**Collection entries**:
↓
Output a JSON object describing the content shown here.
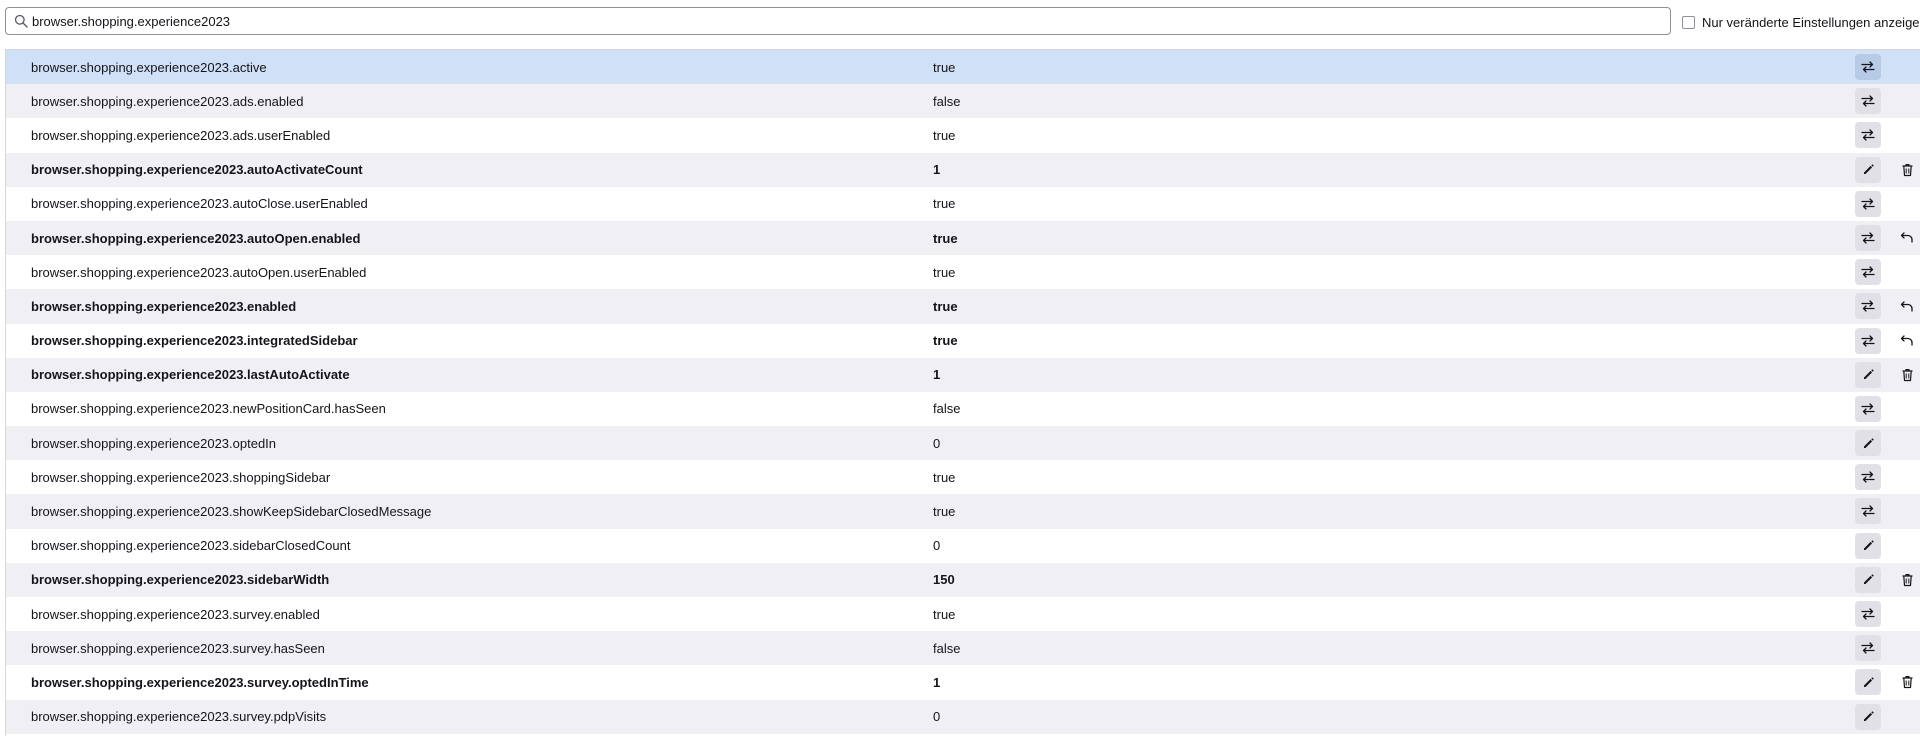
{
  "search": {
    "value": "browser.shopping.experience2023",
    "icon": "search-icon"
  },
  "filter": {
    "label": "Nur veränderte Einstellungen anzeigen",
    "checked": false
  },
  "colors": {
    "selected_row": "#cfe0f7",
    "odd_row": "#f0f0f4",
    "button_bg": "#e0e0e6"
  },
  "prefs": [
    {
      "name": "browser.shopping.experience2023.active",
      "value": "true",
      "modified": false,
      "action": "toggle",
      "reset": "none",
      "selected": true
    },
    {
      "name": "browser.shopping.experience2023.ads.enabled",
      "value": "false",
      "modified": false,
      "action": "toggle",
      "reset": "none"
    },
    {
      "name": "browser.shopping.experience2023.ads.userEnabled",
      "value": "true",
      "modified": false,
      "action": "toggle",
      "reset": "none"
    },
    {
      "name": "browser.shopping.experience2023.autoActivateCount",
      "value": "1",
      "modified": true,
      "action": "edit",
      "reset": "delete"
    },
    {
      "name": "browser.shopping.experience2023.autoClose.userEnabled",
      "value": "true",
      "modified": false,
      "action": "toggle",
      "reset": "none"
    },
    {
      "name": "browser.shopping.experience2023.autoOpen.enabled",
      "value": "true",
      "modified": true,
      "action": "toggle",
      "reset": "reset"
    },
    {
      "name": "browser.shopping.experience2023.autoOpen.userEnabled",
      "value": "true",
      "modified": false,
      "action": "toggle",
      "reset": "none"
    },
    {
      "name": "browser.shopping.experience2023.enabled",
      "value": "true",
      "modified": true,
      "action": "toggle",
      "reset": "reset"
    },
    {
      "name": "browser.shopping.experience2023.integratedSidebar",
      "value": "true",
      "modified": true,
      "action": "toggle",
      "reset": "reset"
    },
    {
      "name": "browser.shopping.experience2023.lastAutoActivate",
      "value": "1",
      "modified": true,
      "action": "edit",
      "reset": "delete"
    },
    {
      "name": "browser.shopping.experience2023.newPositionCard.hasSeen",
      "value": "false",
      "modified": false,
      "action": "toggle",
      "reset": "none"
    },
    {
      "name": "browser.shopping.experience2023.optedIn",
      "value": "0",
      "modified": false,
      "action": "edit",
      "reset": "none"
    },
    {
      "name": "browser.shopping.experience2023.shoppingSidebar",
      "value": "true",
      "modified": false,
      "action": "toggle",
      "reset": "none"
    },
    {
      "name": "browser.shopping.experience2023.showKeepSidebarClosedMessage",
      "value": "true",
      "modified": false,
      "action": "toggle",
      "reset": "none"
    },
    {
      "name": "browser.shopping.experience2023.sidebarClosedCount",
      "value": "0",
      "modified": false,
      "action": "edit",
      "reset": "none"
    },
    {
      "name": "browser.shopping.experience2023.sidebarWidth",
      "value": "150",
      "modified": true,
      "action": "edit",
      "reset": "delete"
    },
    {
      "name": "browser.shopping.experience2023.survey.enabled",
      "value": "true",
      "modified": false,
      "action": "toggle",
      "reset": "none"
    },
    {
      "name": "browser.shopping.experience2023.survey.hasSeen",
      "value": "false",
      "modified": false,
      "action": "toggle",
      "reset": "none"
    },
    {
      "name": "browser.shopping.experience2023.survey.optedInTime",
      "value": "1",
      "modified": true,
      "action": "edit",
      "reset": "delete"
    },
    {
      "name": "browser.shopping.experience2023.survey.pdpVisits",
      "value": "0",
      "modified": false,
      "action": "edit",
      "reset": "none"
    }
  ]
}
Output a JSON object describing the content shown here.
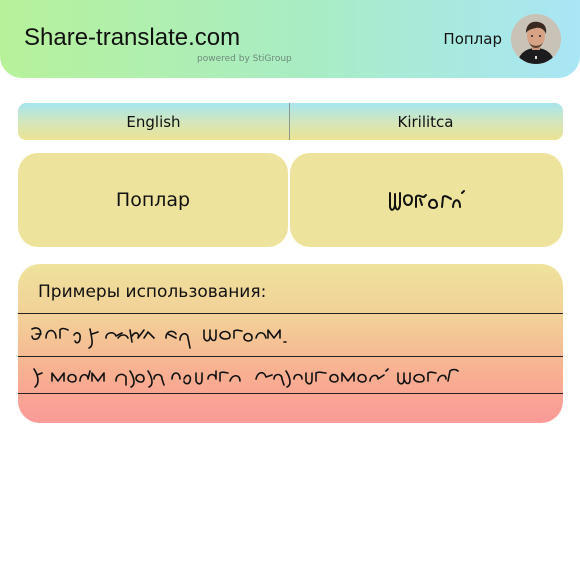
{
  "header": {
    "brand": "Share-translate.com",
    "powered_by": "powered by StiGroup",
    "username": "Поплар"
  },
  "languages": {
    "source": "English",
    "target": "Kirilitca"
  },
  "translation": {
    "source_text": "Поплар",
    "target_text": "ɯɪɤɾɤɾɑɪ"
  },
  "examples": {
    "title": "Примеры использования:"
  },
  "icons": {
    "avatar": "user-avatar-photo"
  }
}
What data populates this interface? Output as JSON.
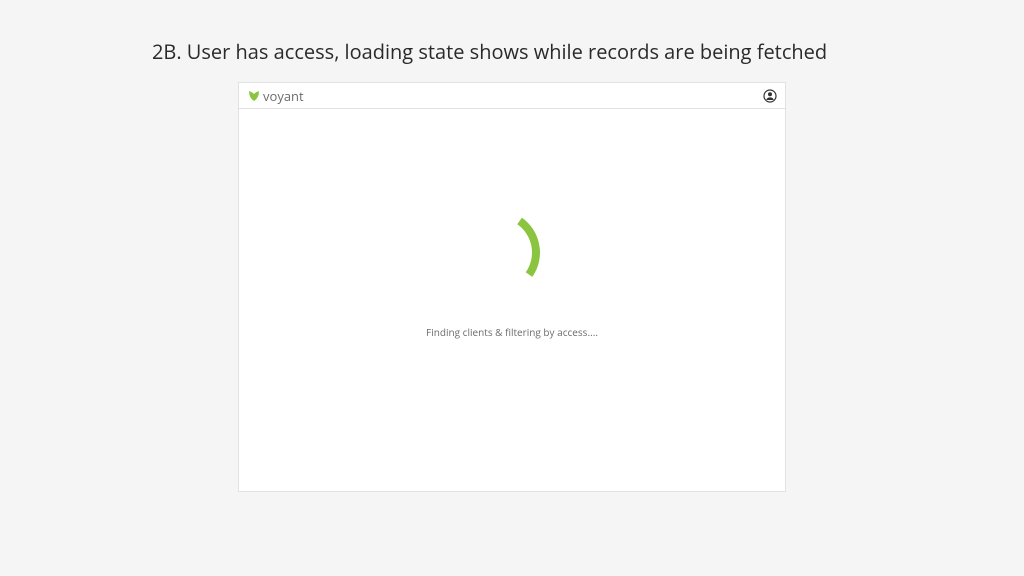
↑
**THE PROBLEM**:
Restate the data above word for word. Do not include the images.

**OUTPUT FOR THIS EXERCISE**:
Output a JSON object describing the content shown here.
{
  "search": {
    "value": "browser.shopping.experience2023",
    "icon": "search-icon"
  },
  "filter": {
    "label": "Nur veränderte Einstellungen anzeigen",
    "checked": false
  },
  "colors": {
    "selected_row": "#cfe0f7",
    "odd_row": "#f0f0f4",
    "button_bg": "#e0e0e6"
  },
  "prefs": [
    {
      "name": "browser.shopping.experience2023.active",
      "value": "true",
      "modified": false,
      "action": "toggle",
      "reset": "none",
      "selected": true
    },
    {
      "name": "browser.shopping.experience2023.ads.enabled",
      "value": "false",
      "modified": false,
      "action": "toggle",
      "reset": "none"
    },
    {
      "name": "browser.shopping.experience2023.ads.userEnabled",
      "value": "true",
      "modified": false,
      "action": "toggle",
      "reset": "none"
    },
    {
      "name": "browser.shopping.experience2023.autoActivateCount",
      "value": "1",
      "modified": true,
      "action": "edit",
      "reset": "delete"
    },
    {
      "name": "browser.shopping.experience2023.autoClose.userEnabled",
      "value": "true",
      "modified": false,
      "action": "toggle",
      "reset": "none"
    },
    {
      "name": "browser.shopping.experience2023.autoOpen.enabled",
      "value": "true",
      "modified": true,
      "action": "toggle",
      "reset": "reset"
    },
    {
      "name": "browser.shopping.experience2023.autoOpen.userEnabled",
      "value": "true",
      "modified": false,
      "action": "toggle",
      "reset": "none"
    },
    {
      "name": "browser.shopping.experience2023.enabled",
      "value": "true",
      "modified": true,
      "action": "toggle",
      "reset": "reset"
    },
    {
      "name": "browser.shopping.experience2023.integratedSidebar",
      "value": "true",
      "modified": true,
      "action": "toggle",
      "reset": "reset"
    },
    {
      "name": "browser.shopping.experience2023.lastAutoActivate",
      "value": "1",
      "modified": true,
      "action": "edit",
      "reset": "delete"
    },
    {
      "name": "browser.shopping.experience2023.newPositionCard.hasSeen",
      "value": "false",
      "modified": false,
      "action": "toggle",
      "reset": "none"
    },
    {
      "name": "browser.shopping.experience2023.optedIn",
      "value": "0",
      "modified": false,
      "action": "edit",
      "reset": "none"
    },
    {
      "name": "browser.shopping.experience2023.shoppingSidebar",
      "value": "true",
      "modified": false,
      "action": "toggle",
      "reset": "none"
    },
    {
      "name": "browser.shopping.experience2023.showKeepSidebarClosedMessage",
      "value": "true",
      "modified": false,
      "action": "toggle",
      "reset": "none"
    },
    {
      "name": "browser.shopping.experience2023.sidebarClosedCount",
      "value": "0",
      "modified": false,
      "action": "edit",
      "reset": "none"
    },
    {
      "name": "browser.shopping.experience2023.sidebarWidth",
      "value": "150",
      "modified": true,
      "action": "edit",
      "reset": "delete"
    },
    {
      "name": "browser.shopping.experience2023.survey.enabled",
      "value": "true",
      "modified": false,
      "action": "toggle",
      "reset": "none"
    },
    {
      "name": "browser.shopping.experience2023.survey.hasSeen",
      "value": "false",
      "modified": false,
      "action": "toggle",
      "reset": "none"
    },
    {
      "name": "browser.shopping.experience2023.survey.optedInTime",
      "value": "1",
      "modified": true,
      "action": "edit",
      "reset": "delete"
    },
    {
      "name": "browser.shopping.experience2023.survey.pdpVisits",
      "value": "0",
      "modified": false,
      "action": "edit",
      "reset": "none"
    }
  ]
}
Output a JSON object describing the content shown here.
{
  "header": {
    "brand": "Share-translate.com",
    "powered_by": "powered by StiGroup",
    "username": "Поплар"
  },
  "languages": {
    "source": "English",
    "target": "Kirilitca"
  },
  "translation": {
    "source_text": "Поплар",
    "target_text": "ɯɪɤɾɤɾɑɪ"
  },
  "examples": {
    "title": "Примеры использования:"
  },
  "icons": {
    "avatar": "user-avatar-photo"
  }
}
What data populates this interface? Output as JSON.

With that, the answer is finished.